* Work to be completed *
Leave out the pictures and copy each record below exactly.

★ ★ ★ ★ ★ ★ ★

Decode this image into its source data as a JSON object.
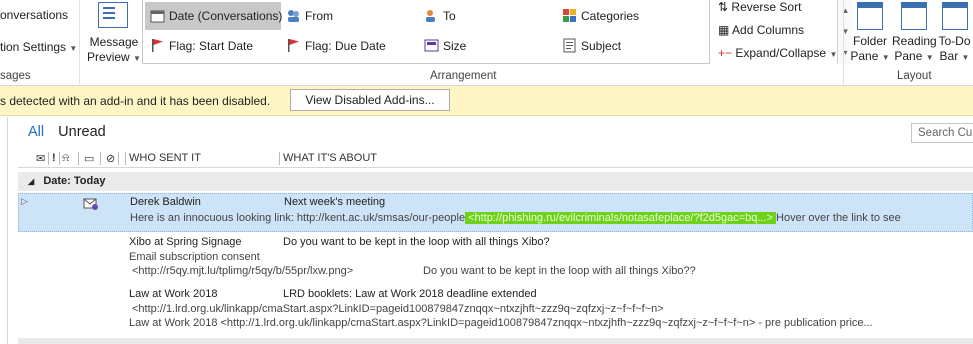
{
  "ribbon": {
    "left": {
      "item1": "onversations",
      "item2": "tion Settings",
      "label": "sages"
    },
    "message_preview": "Message Preview",
    "gallery": {
      "row1": [
        "Date (Conversations)",
        "From",
        "To",
        "Categories"
      ],
      "row2": [
        "Flag: Start Date",
        "Flag: Due Date",
        "Size",
        "Subject"
      ]
    },
    "arrangement_label": "Arrangement",
    "sort": {
      "reverse": "Reverse Sort",
      "add_columns": "Add Columns",
      "expand": "Expand/Collapse"
    },
    "layout": {
      "folder_pane": [
        "Folder",
        "Pane"
      ],
      "reading_pane": [
        "Reading",
        "Pane"
      ],
      "todo_bar": [
        "To-Do",
        "Bar"
      ],
      "label": "Layout"
    }
  },
  "infobar": {
    "message": "s detected with an add-in and it has been disabled.",
    "button": "View Disabled Add-ins..."
  },
  "filters": {
    "all": "All",
    "unread": "Unread"
  },
  "search": {
    "placeholder": "Search Curr"
  },
  "columns": {
    "who": "WHO SENT IT",
    "what": "WHAT IT'S ABOUT"
  },
  "group": {
    "label": "Date: Today"
  },
  "messages": [
    {
      "sender": "Derek Baldwin",
      "subject": "Next week's meeting",
      "preview_start": "Here is an innocuous looking link: http://kent.ac.uk/smsas/our-people",
      "preview_link": " <http://phishing.ru/evilcriminals/notasafeplace/?f2d5gac=bq...> ",
      "preview_end": "   Hover over the link to see"
    },
    {
      "sender": "Xibo at Spring Signage",
      "subject": "Do you want to be kept in the loop with all things Xibo?",
      "line2": "Email subscription consent",
      "line3a": "<http://r5qy.mjt.lu/tplimg/r5qy/b/55pr/lxw.png>",
      "line3b": "Do you want to be kept in the loop with all things Xibo??"
    },
    {
      "sender": "Law at Work 2018",
      "subject": "LRD booklets: Law at Work 2018  deadline extended",
      "line2": "<http://1.lrd.org.uk/linkapp/cmaStart.aspx?LinkID=pageid100879847znqqx~ntxzjhft~zzz9q~zqfzxj~z~f~f~f~n>",
      "line3": "Law at Work 2018 <http://1.lrd.org.uk/linkapp/cmaStart.aspx?LinkID=pageid100879847znqqx~ntxzjhfh~zzz9q~zqfzxj~z~f~f~f~n>  - pre publication price..."
    }
  ]
}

★ ★ ★ ★ ★ ★ ★

* Problem solution *
Decode this image into its source data as a JSON object.
{
  "ribbon": {
    "left": {
      "item1": "onversations",
      "item2": "tion Settings",
      "label": "sages"
    },
    "message_preview": "Message Preview",
    "gallery": {
      "row1": [
        "Date (Conversations)",
        "From",
        "To",
        "Categories"
      ],
      "row2": [
        "Flag: Start Date",
        "Flag: Due Date",
        "Size",
        "Subject"
      ]
    },
    "arrangement_label": "Arrangement",
    "sort": {
      "reverse": "Reverse Sort",
      "add_columns": "Add Columns",
      "expand": "Expand/Collapse"
    },
    "layout": {
      "folder_pane": [
        "Folder",
        "Pane"
      ],
      "reading_pane": [
        "Reading",
        "Pane"
      ],
      "todo_bar": [
        "To-Do",
        "Bar"
      ],
      "label": "Layout"
    }
  },
  "infobar": {
    "message": "s detected with an add-in and it has been disabled.",
    "button": "View Disabled Add-ins..."
  },
  "filters": {
    "all": "All",
    "unread": "Unread"
  },
  "search": {
    "placeholder": "Search Curr"
  },
  "columns": {
    "who": "WHO SENT IT",
    "what": "WHAT IT'S ABOUT"
  },
  "group": {
    "label": "Date: Today"
  },
  "messages": [
    {
      "sender": "Derek Baldwin",
      "subject": "Next week's meeting",
      "preview_start": "Here is an innocuous looking link: http://kent.ac.uk/smsas/our-people",
      "preview_link": " <http://phishing.ru/evilcriminals/notasafeplace/?f2d5gac=bq...> ",
      "preview_end": "   Hover over the link to see"
    },
    {
      "sender": "Xibo at Spring Signage",
      "subject": "Do you want to be kept in the loop with all things Xibo?",
      "line2": "Email subscription consent",
      "line3a": "<http://r5qy.mjt.lu/tplimg/r5qy/b/55pr/lxw.png>",
      "line3b": "Do you want to be kept in the loop with all things Xibo??"
    },
    {
      "sender": "Law at Work 2018",
      "subject": "LRD booklets: Law at Work 2018  deadline extended",
      "line2": "<http://1.lrd.org.uk/linkapp/cmaStart.aspx?LinkID=pageid100879847znqqx~ntxzjhft~zzz9q~zqfzxj~z~f~f~f~n>",
      "line3": "Law at Work 2018 <http://1.lrd.org.uk/linkapp/cmaStart.aspx?LinkID=pageid100879847znqqx~ntxzjhfh~zzz9q~zqfzxj~z~f~f~f~n>  - pre publication price..."
    }
  ]
}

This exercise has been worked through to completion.